### TASK INPUTS:
++++++++++
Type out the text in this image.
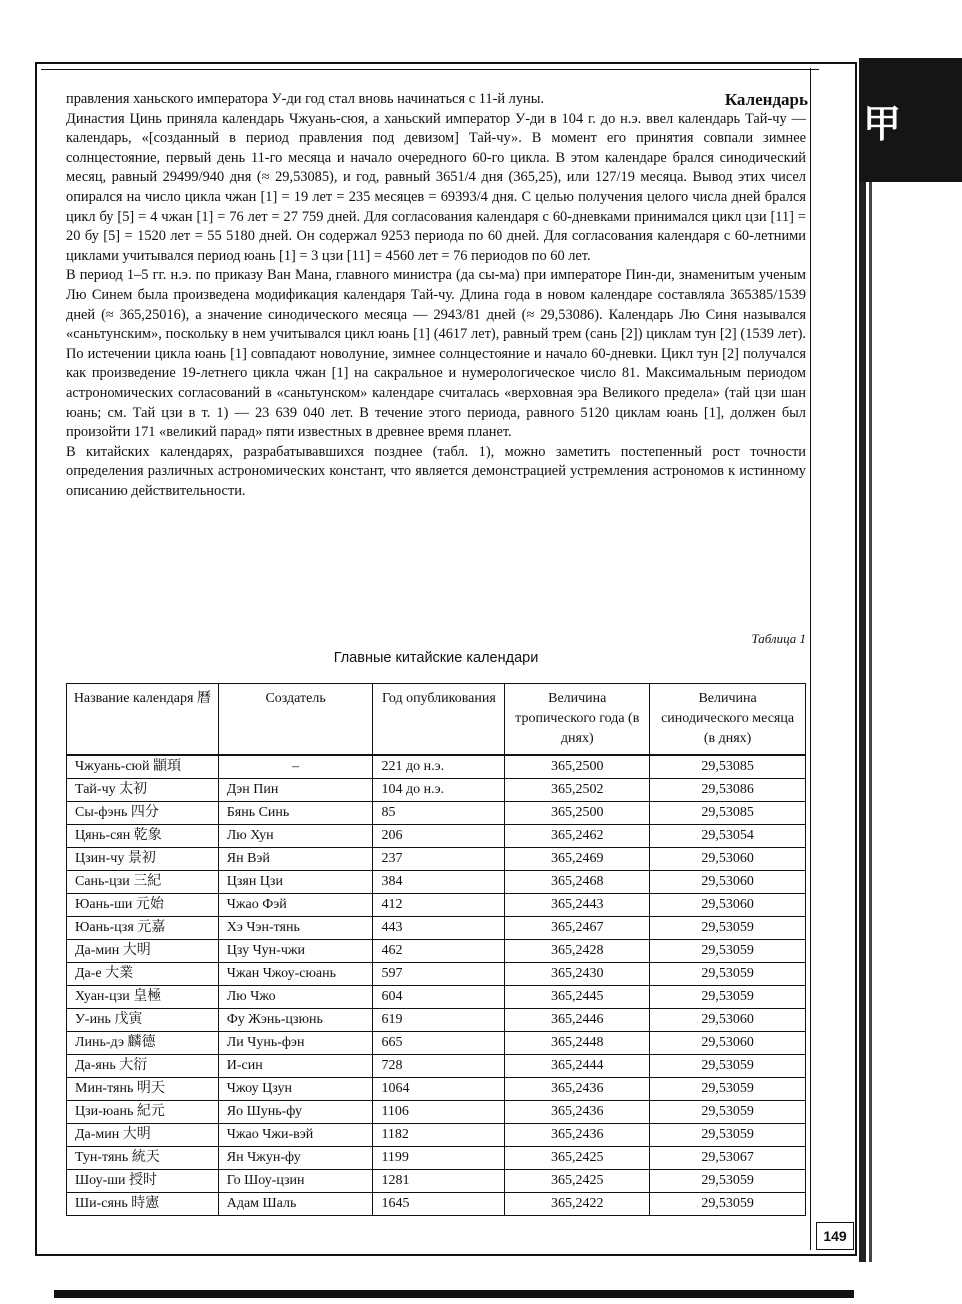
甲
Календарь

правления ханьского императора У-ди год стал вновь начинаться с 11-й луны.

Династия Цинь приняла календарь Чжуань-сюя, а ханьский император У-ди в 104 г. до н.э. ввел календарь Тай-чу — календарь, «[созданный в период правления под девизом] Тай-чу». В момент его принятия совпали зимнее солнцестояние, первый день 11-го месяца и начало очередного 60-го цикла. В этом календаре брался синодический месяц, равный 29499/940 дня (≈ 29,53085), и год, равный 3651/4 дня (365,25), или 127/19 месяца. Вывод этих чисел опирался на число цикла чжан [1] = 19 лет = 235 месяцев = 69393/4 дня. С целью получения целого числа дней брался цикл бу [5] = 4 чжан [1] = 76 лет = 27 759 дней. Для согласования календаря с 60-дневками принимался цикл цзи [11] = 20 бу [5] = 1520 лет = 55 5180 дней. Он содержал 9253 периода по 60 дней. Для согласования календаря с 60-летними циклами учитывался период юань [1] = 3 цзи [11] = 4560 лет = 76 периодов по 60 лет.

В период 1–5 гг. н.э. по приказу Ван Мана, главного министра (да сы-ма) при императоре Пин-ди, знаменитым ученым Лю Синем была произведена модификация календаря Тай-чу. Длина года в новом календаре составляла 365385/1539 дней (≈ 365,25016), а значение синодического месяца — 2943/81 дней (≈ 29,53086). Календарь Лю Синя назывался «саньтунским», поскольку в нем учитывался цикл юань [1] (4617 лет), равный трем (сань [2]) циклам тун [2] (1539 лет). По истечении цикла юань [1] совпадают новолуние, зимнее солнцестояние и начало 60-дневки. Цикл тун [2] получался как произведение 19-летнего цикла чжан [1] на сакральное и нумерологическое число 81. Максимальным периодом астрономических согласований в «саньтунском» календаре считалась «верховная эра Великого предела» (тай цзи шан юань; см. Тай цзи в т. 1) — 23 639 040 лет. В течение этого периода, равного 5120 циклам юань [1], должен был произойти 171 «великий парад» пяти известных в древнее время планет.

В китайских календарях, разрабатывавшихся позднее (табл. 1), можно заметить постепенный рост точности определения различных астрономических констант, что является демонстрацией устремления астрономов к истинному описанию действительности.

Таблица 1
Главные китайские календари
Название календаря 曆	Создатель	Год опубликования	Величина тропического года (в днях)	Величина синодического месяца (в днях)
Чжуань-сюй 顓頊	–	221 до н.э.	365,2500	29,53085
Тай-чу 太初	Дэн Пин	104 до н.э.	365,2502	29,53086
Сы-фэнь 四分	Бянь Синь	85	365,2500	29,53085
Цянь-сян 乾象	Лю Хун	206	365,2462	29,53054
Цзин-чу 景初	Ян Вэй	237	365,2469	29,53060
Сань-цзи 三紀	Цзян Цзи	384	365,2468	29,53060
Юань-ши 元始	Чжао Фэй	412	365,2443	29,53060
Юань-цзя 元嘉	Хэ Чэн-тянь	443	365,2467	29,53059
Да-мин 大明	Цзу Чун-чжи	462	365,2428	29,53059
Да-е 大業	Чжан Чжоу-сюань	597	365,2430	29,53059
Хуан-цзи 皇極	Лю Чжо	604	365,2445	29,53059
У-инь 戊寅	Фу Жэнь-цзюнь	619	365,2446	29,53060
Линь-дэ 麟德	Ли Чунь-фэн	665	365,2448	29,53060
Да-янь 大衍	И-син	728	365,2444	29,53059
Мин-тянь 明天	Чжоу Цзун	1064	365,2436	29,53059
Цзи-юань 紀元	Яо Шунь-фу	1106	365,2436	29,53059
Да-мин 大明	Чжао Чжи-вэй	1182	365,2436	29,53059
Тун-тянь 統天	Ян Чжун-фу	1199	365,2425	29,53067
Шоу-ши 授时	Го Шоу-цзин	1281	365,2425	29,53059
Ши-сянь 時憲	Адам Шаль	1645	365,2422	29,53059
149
++++++++++
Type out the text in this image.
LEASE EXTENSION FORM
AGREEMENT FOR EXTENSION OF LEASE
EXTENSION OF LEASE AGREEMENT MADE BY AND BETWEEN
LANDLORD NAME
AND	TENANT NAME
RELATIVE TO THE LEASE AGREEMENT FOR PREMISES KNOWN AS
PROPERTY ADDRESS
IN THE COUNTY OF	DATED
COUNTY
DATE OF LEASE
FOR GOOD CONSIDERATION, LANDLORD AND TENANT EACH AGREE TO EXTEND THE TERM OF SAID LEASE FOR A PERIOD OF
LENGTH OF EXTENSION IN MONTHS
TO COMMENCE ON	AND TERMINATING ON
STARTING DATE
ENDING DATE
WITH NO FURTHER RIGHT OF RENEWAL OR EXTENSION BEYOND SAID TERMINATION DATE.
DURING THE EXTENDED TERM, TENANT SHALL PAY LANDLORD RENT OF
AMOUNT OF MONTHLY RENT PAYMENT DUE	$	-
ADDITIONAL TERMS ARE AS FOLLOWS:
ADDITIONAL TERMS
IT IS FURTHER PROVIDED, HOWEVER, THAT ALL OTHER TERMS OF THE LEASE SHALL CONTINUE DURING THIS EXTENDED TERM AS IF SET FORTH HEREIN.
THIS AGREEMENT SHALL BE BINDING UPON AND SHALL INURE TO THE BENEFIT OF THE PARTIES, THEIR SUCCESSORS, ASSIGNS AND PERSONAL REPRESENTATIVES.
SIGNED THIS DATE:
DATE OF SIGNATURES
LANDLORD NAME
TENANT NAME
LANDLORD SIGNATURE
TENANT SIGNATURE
++++++++++
### STATED TASK:
Of all the lines in the material above, how many contain the word "DURING"? Give only the count.

### SOLUTION FOR THIS PROBLEM:
2